Stored entries
------
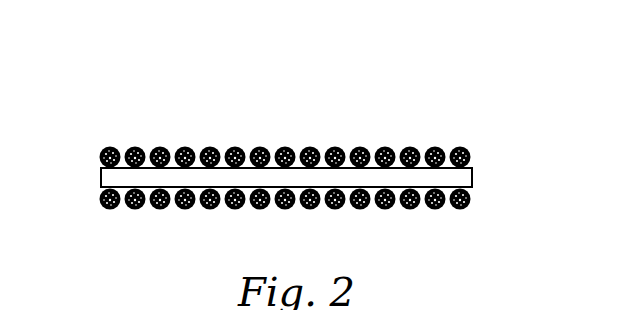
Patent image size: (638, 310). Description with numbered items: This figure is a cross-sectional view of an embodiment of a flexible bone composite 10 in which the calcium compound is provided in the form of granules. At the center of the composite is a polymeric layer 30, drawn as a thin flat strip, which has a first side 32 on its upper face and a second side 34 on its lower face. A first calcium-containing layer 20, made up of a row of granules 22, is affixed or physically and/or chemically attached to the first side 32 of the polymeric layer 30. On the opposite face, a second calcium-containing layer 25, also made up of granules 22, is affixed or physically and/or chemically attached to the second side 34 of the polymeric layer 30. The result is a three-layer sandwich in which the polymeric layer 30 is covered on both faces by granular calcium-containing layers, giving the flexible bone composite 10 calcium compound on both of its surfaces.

The flexible bone composite 10 is at (143, 58).
The first calcium-containing layer 20 is at (473, 153).
The granules 22 is at (362, 143).
The second calcium-containing layer 25 is at (474, 197).
The polymeric layer 30 is at (474, 177).
The first side 32 is at (100, 157).
The second side 34 is at (100, 200).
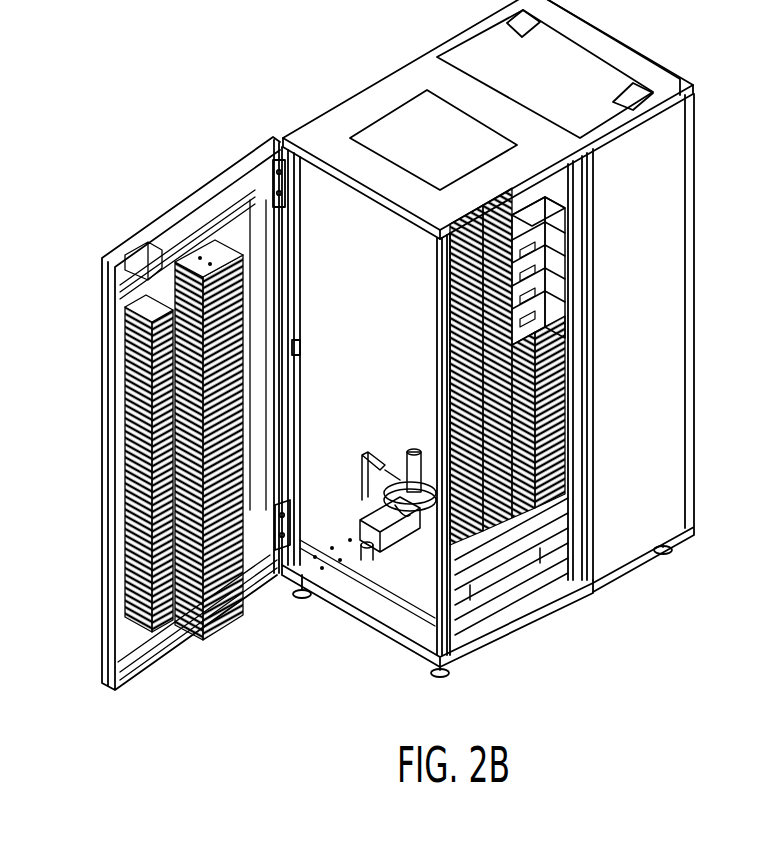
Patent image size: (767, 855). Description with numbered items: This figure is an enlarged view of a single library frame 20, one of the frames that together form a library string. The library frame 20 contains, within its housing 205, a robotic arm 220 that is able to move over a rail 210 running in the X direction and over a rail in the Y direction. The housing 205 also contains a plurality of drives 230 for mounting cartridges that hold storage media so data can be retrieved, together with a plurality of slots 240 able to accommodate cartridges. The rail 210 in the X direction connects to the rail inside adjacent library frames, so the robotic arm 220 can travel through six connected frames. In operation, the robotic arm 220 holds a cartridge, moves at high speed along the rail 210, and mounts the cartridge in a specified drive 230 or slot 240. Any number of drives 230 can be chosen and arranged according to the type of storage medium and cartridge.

The library frame 20 is at (163, 0).
The housing 205 is at (640, 233).
The rail 210 is at (533, 583).
The robotic arm 220 is at (397, 538).
The drives 230 is at (560, 286).
The slots 240 is at (222, 477).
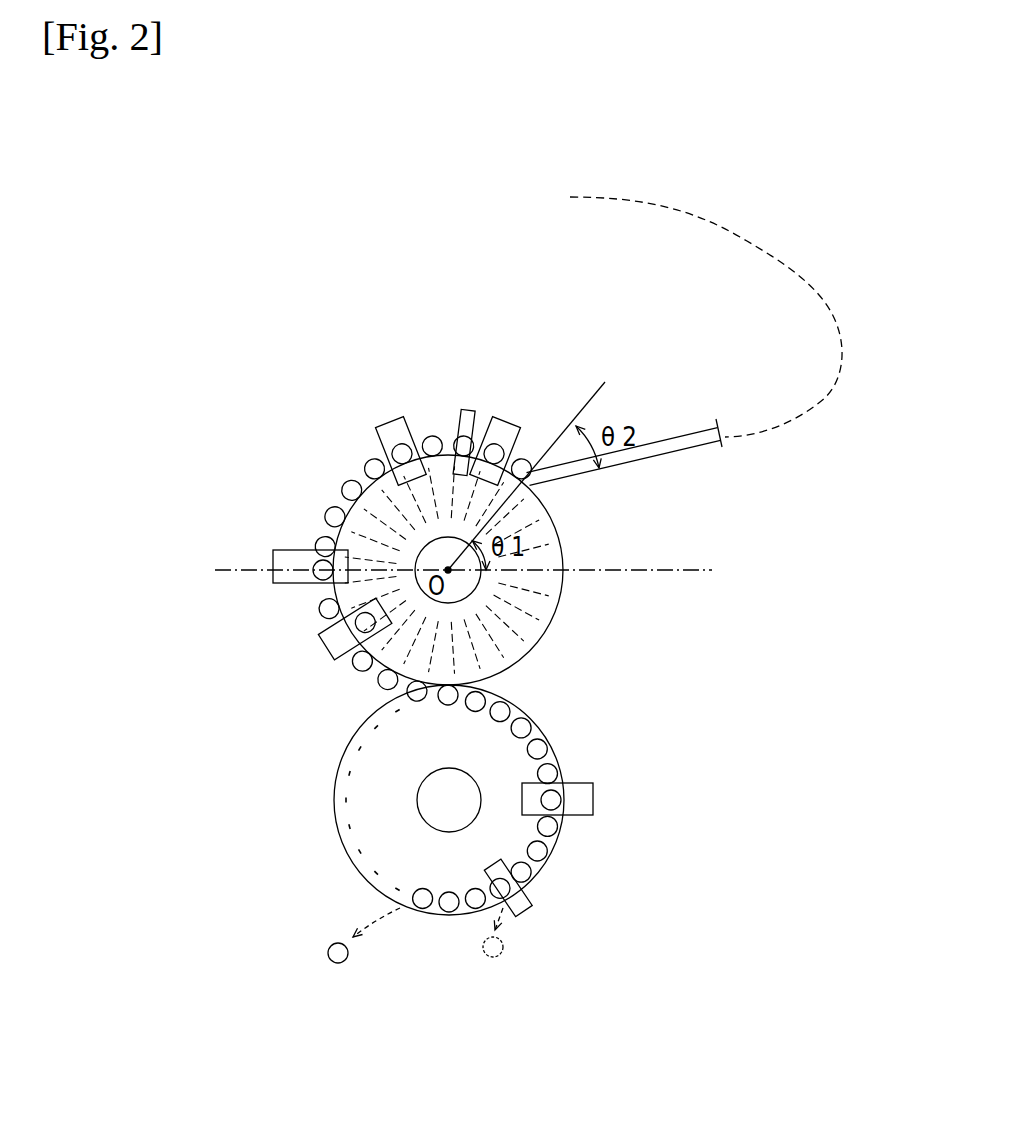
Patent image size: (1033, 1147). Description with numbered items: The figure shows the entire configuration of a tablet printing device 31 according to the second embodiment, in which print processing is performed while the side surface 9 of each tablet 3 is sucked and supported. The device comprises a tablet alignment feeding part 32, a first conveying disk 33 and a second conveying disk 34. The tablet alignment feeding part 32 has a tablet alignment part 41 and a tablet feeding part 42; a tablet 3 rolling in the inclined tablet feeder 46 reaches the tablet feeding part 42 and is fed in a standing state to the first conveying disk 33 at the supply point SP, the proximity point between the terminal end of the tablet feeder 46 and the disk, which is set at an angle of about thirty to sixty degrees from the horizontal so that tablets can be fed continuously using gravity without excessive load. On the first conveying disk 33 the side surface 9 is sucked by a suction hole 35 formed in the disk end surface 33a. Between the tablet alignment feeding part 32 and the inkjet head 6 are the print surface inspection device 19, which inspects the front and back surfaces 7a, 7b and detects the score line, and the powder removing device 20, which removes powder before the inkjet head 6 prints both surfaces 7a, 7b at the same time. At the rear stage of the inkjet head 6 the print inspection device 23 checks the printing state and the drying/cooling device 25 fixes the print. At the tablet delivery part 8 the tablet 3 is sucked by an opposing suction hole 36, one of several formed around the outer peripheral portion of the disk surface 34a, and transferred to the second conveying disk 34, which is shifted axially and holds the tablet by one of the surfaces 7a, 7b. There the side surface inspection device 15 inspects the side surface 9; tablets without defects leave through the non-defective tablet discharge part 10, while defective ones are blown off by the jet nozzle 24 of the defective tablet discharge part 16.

The tablet 3 is at (430, 437).
The inkjet head 6 is at (387, 417).
The front surface 7a is at (263, 640).
The back surface 7b is at (318, 613).
The tablet delivery part 8 is at (484, 688).
The side surface 9 is at (342, 478).
The non-defective tablet discharge part 10 is at (413, 922).
The side surface inspection device 15 is at (593, 802).
The defective tablet discharge part 16 is at (512, 925).
The print surface inspection device 19 is at (507, 420).
The powder removing device 20 is at (463, 410).
The print inspection device 23 is at (280, 583).
The jet nozzle 24 is at (533, 905).
The drying/cooling device 25 is at (322, 662).
The tablet printing device 31 is at (265, 420).
The tablet alignment feeding part 32 is at (649, 426).
The first conveying disk 33 is at (504, 570).
The disk end surface 33a is at (558, 527).
The second conveying disk 34 is at (384, 800).
The disk surface 34a is at (437, 752).
The suction hole 35 is at (566, 576).
The suction hole 36 is at (357, 746).
The tablet alignment part 41 is at (559, 180).
The tablet feeding part 42 is at (537, 458).
The tablet feeder 46 is at (690, 447).
The supply point SP is at (530, 483).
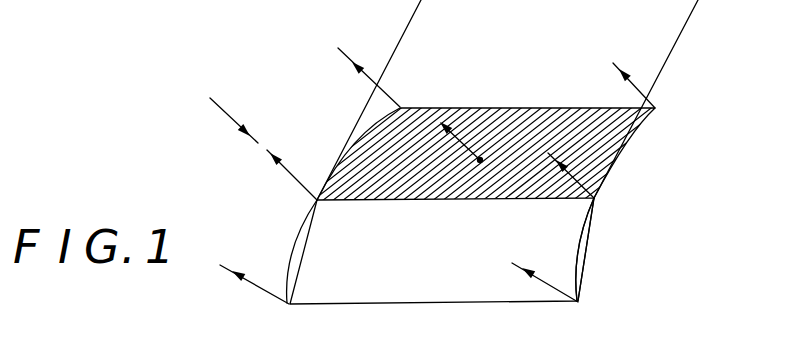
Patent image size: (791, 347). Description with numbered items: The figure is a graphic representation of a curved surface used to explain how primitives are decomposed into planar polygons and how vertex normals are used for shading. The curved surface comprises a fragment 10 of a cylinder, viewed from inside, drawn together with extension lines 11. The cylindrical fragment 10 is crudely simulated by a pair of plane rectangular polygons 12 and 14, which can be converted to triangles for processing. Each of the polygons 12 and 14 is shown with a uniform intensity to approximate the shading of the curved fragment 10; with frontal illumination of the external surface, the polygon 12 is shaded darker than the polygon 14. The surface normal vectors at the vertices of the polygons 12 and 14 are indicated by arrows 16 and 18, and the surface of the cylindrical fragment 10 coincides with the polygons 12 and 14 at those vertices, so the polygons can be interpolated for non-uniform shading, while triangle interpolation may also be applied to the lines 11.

The fragment of a cylinder 10 is at (509, 100).
The extension lines 11 is at (409, 28).
The plane rectangular polygon 12 is at (645, 144).
The plane rectangular polygon 14 is at (592, 278).
The arrows 16 is at (380, 84).
The arrows 18 is at (627, 70).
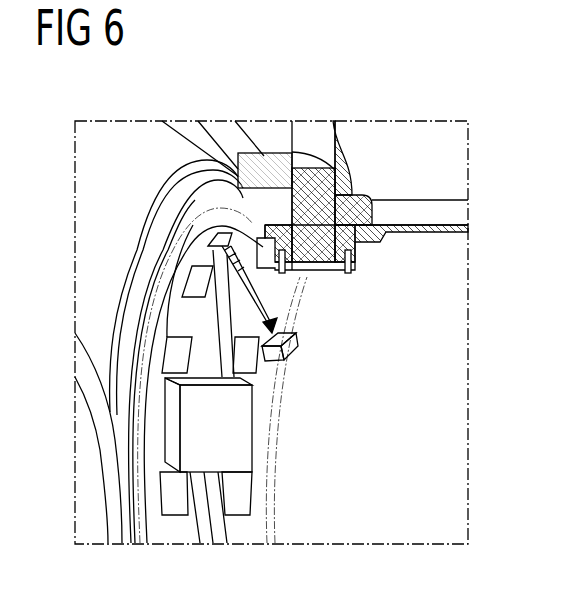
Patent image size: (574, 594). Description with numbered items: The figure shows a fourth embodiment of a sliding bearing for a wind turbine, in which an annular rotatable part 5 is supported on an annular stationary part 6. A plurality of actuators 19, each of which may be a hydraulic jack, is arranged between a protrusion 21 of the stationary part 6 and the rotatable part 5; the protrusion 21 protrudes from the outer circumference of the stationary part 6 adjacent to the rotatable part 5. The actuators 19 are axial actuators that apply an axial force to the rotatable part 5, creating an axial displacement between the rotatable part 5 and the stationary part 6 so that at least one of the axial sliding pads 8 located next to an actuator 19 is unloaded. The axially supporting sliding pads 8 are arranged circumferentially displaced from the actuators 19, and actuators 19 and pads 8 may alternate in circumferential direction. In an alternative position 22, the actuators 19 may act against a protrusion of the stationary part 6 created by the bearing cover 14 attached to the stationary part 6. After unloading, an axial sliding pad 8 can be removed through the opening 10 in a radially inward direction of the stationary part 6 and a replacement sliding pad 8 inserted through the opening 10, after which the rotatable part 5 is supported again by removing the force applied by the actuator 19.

The alternative position 22 is at (286, 207).
The rotatable part 5 is at (316, 189).
The actuators 19 is at (360, 195).
The protrusion 21 is at (372, 209).
The stationary part 6 is at (417, 234).
The bearing cover 14 is at (243, 196).
The opening 10 is at (210, 238).
The axial sliding pads 8 is at (286, 357).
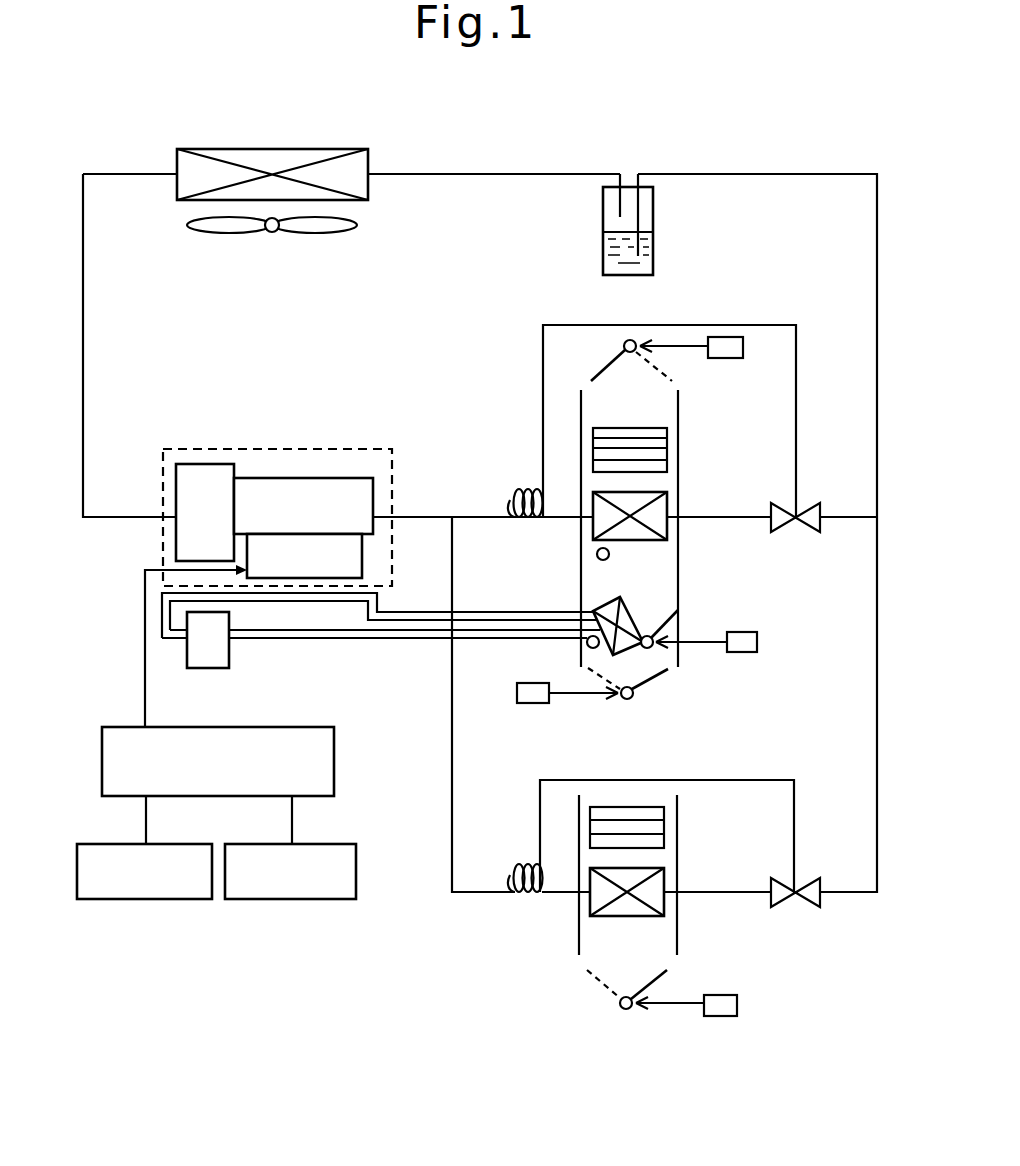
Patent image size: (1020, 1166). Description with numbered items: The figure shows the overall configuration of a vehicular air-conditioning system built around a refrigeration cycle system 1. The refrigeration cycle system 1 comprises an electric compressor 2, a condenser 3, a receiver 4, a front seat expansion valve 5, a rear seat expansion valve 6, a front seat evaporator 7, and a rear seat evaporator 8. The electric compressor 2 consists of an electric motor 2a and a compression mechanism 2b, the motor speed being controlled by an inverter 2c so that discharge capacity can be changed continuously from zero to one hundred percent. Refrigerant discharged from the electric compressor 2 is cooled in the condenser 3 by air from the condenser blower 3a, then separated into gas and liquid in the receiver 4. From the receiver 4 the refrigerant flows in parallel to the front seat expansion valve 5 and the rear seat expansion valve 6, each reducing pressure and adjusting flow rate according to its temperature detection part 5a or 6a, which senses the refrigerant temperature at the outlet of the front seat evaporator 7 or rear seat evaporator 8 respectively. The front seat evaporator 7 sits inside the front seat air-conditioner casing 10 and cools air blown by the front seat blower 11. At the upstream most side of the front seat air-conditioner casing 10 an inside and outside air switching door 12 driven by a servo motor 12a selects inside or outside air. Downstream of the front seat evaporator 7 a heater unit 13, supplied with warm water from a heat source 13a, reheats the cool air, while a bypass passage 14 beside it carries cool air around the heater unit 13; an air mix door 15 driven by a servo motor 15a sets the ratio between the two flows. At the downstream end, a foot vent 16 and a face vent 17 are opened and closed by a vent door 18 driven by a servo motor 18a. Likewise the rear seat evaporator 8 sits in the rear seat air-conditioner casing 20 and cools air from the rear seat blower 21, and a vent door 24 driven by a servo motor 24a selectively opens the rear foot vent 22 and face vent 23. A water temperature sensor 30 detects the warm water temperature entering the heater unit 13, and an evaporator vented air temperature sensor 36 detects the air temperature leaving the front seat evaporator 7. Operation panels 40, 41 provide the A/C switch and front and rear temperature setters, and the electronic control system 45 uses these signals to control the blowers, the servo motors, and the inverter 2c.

The refrigeration cycle system 1 is at (508, 167).
The electric compressor 2 is at (299, 475).
The electric motor 2a is at (302, 478).
The compression mechanism 2b is at (210, 464).
The inverter 2c is at (362, 556).
The condenser 3 is at (305, 149).
The condenser blower 3a is at (322, 238).
The receiver 4 is at (655, 218).
The front seat expansion valve 5 is at (812, 503).
The temperature detection part 5a is at (527, 488).
The rear seat expansion valve 6 is at (812, 878).
The temperature detection part 6a is at (520, 865).
The front seat evaporator 7 is at (667, 505).
The rear seat evaporator 8 is at (664, 878).
The front seat air-conditioner casing 10 is at (680, 426).
The front seat blower 11 is at (667, 455).
The inside and outside air switching door 12 is at (608, 362).
The servo motor 12a is at (745, 348).
The heater unit 13 is at (612, 600).
The heat source 13a is at (229, 652).
The bypass passage 14 is at (660, 634).
The air mix door 15 is at (672, 620).
The servo motor 15a is at (757, 634).
The foot vent 16 is at (590, 683).
The face vent 17 is at (668, 680).
The vent door 18 is at (642, 685).
The servo motor 18a is at (533, 705).
The rear seat air-conditioner casing 20 is at (677, 808).
The rear seat blower 21 is at (664, 830).
The foot vent 22 is at (608, 975).
The face vent 23 is at (645, 977).
The vent door 24 is at (658, 985).
The servo motor 24a is at (722, 1016).
The water temperature sensor 30 is at (583, 648).
The evaporator vented air temperature sensor 36 is at (597, 554).
The operation panel 40 is at (146, 900).
The operation panel 41 is at (292, 900).
The electronic control system 45 is at (334, 757).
------
__What is required__.
Starting at the beginning of the records and going on through the line with "The first side 32 is at (100, 157).", write those lines out again with "calcium compound" renamed to "calcium salt" and everything else kept the same. Omit the pictures.

__Exercise solution__.
Patent image size: (638, 310). Description with numbered items: This figure is a cross-sectional view of an embodiment of a flexible bone composite 10 in which the calcium salt is provided in the form of granules. At the center of the composite is a polymeric layer 30, drawn as a thin flat strip, which has a first side 32 on its upper face and a second side 34 on its lower face. A first calcium-containing layer 20, made up of a row of granules 22, is affixed or physically and/or chemically attached to the first side 32 of the polymeric layer 30. On the opposite face, a second calcium-containing layer 25, also made up of granules 22, is affixed or physically and/or chemically attached to the second side 34 of the polymeric layer 30. The result is a three-layer sandwich in which the polymeric layer 30 is covered on both faces by granular calcium-containing layers, giving the flexible bone composite 10 calcium salt on both of its surfaces.

The flexible bone composite 10 is at (143, 58).
The first calcium-containing layer 20 is at (473, 153).
The granules 22 is at (362, 143).
The second calcium-containing layer 25 is at (474, 197).
The polymeric layer 30 is at (474, 177).
The first side 32 is at (100, 157).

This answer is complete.